Problem
Without the pictures, set down the records below word for word.

Dataset records:

┏━━

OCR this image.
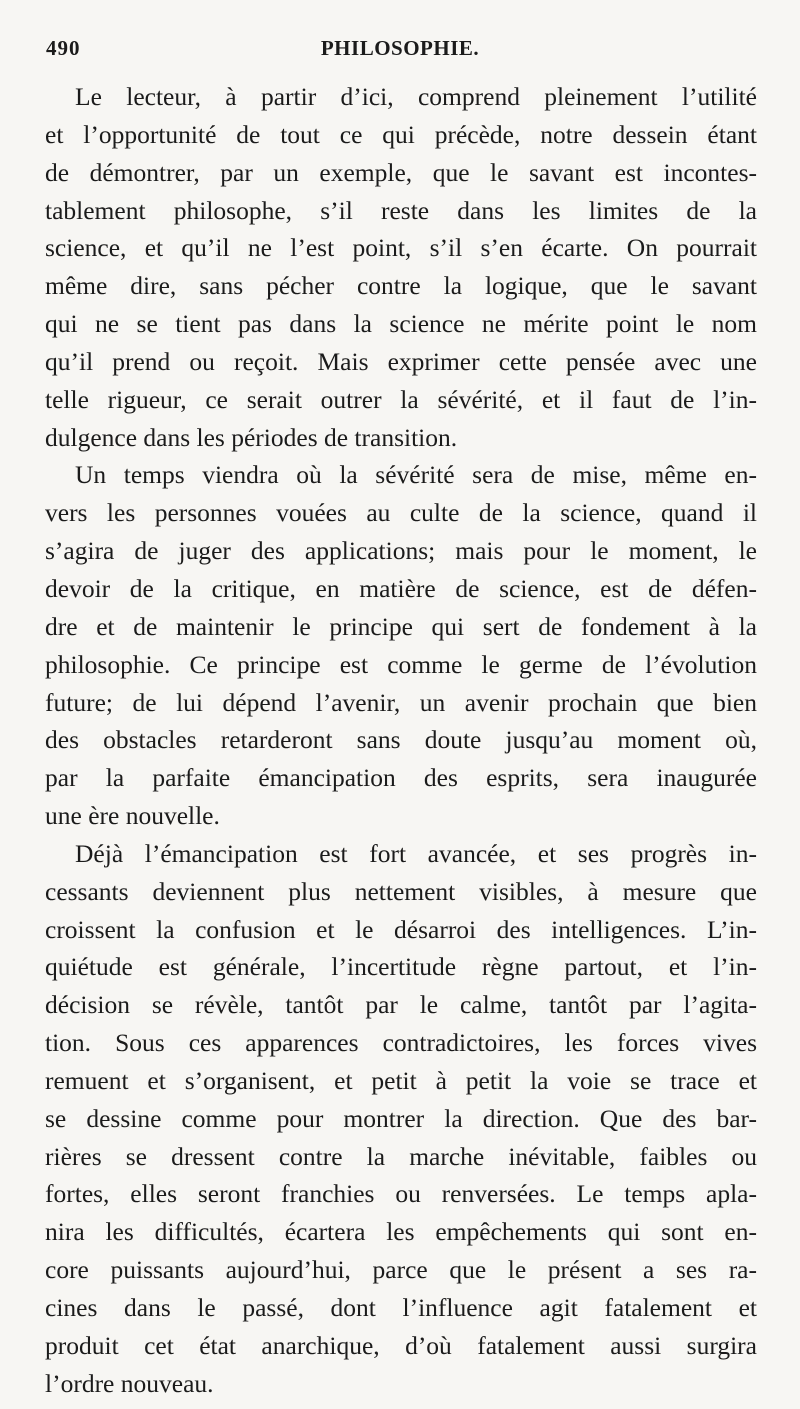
490	PHILOSOPHIE.
Le lecteur, à partir d’ici, comprend pleinement l’utilité
et l’opportunité de tout ce qui précède, notre dessein étant
de démontrer, par un exemple, que le savant est incontes-
tablement philosophe, s’il reste dans les limites de la
science, et qu’il ne l’est point, s’il s’en écarte. On pourrait
même dire, sans pécher contre la logique, que le savant
qui ne se tient pas dans la science ne mérite point le nom
qu’il prend ou reçoit. Mais exprimer cette pensée avec une
telle rigueur, ce serait outrer la sévérité, et il faut de l’in-
dulgence dans les périodes de transition.
Un temps viendra où la sévérité sera de mise, même en-
vers les personnes vouées au culte de la science, quand il
s’agira de juger des applications; mais pour le moment, le
devoir de la critique, en matière de science, est de défen-
dre et de maintenir le principe qui sert de fondement à la
philosophie. Ce principe est comme le germe de l’évolution
future; de lui dépend l’avenir, un avenir prochain que bien
des obstacles retarderont sans doute jusqu’au moment où,
par la parfaite émancipation des esprits, sera inaugurée
une ère nouvelle.
Déjà l’émancipation est fort avancée, et ses progrès in-
cessants deviennent plus nettement visibles, à mesure que
croissent la confusion et le désarroi des intelligences. L’in-
quiétude est générale, l’incertitude règne partout, et l’in-
décision se révèle, tantôt par le calme, tantôt par l’agita-
tion. Sous ces apparences contradictoires, les forces vives
remuent et s’organisent, et petit à petit la voie se trace et
se dessine comme pour montrer la direction. Que des bar-
rières se dressent contre la marche inévitable, faibles ou
fortes, elles seront franchies ou renversées. Le temps apla-
nira les difficultés, écartera les empêchements qui sont en-
core puissants aujourd’hui, parce que le présent a ses ra-
cines dans le passé, dont l’influence agit fatalement et
produit cet état anarchique, d’où fatalement aussi surgira
l’ordre nouveau.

┗━━

Task answer
OCR this image.
490	PHILOSOPHIE.
Le lecteur, à partir d’ici, comprend pleinement l’utilité
et l’opportunité de tout ce qui précède, notre dessein étant
de démontrer, par un exemple, que le savant est incontes-
tablement philosophe, s’il reste dans les limites de la
science, et qu’il ne l’est point, s’il s’en écarte. On pourrait
même dire, sans pécher contre la logique, que le savant
qui ne se tient pas dans la science ne mérite point le nom
qu’il prend ou reçoit. Mais exprimer cette pensée avec une
telle rigueur, ce serait outrer la sévérité, et il faut de l’in-
dulgence dans les périodes de transition.
Un temps viendra où la sévérité sera de mise, même en-
vers les personnes vouées au culte de la science, quand il
s’agira de juger des applications; mais pour le moment, le
devoir de la critique, en matière de science, est de défen-
dre et de maintenir le principe qui sert de fondement à la
philosophie. Ce principe est comme le germe de l’évolution
future; de lui dépend l’avenir, un avenir prochain que bien
des obstacles retarderont sans doute jusqu’au moment où,
par la parfaite émancipation des esprits, sera inaugurée
une ère nouvelle.
Déjà l’émancipation est fort avancée, et ses progrès in-
cessants deviennent plus nettement visibles, à mesure que
croissent la confusion et le désarroi des intelligences. L’in-
quiétude est générale, l’incertitude règne partout, et l’in-
décision se révèle, tantôt par le calme, tantôt par l’agita-
tion. Sous ces apparences contradictoires, les forces vives
remuent et s’organisent, et petit à petit la voie se trace et
se dessine comme pour montrer la direction. Que des bar-
rières se dressent contre la marche inévitable, faibles ou
fortes, elles seront franchies ou renversées. Le temps apla-
nira les difficultés, écartera les empêchements qui sont en-
core puissants aujourd’hui, parce que le présent a ses ra-
cines dans le passé, dont l’influence agit fatalement et
produit cet état anarchique, d’où fatalement aussi surgira
l’ordre nouveau.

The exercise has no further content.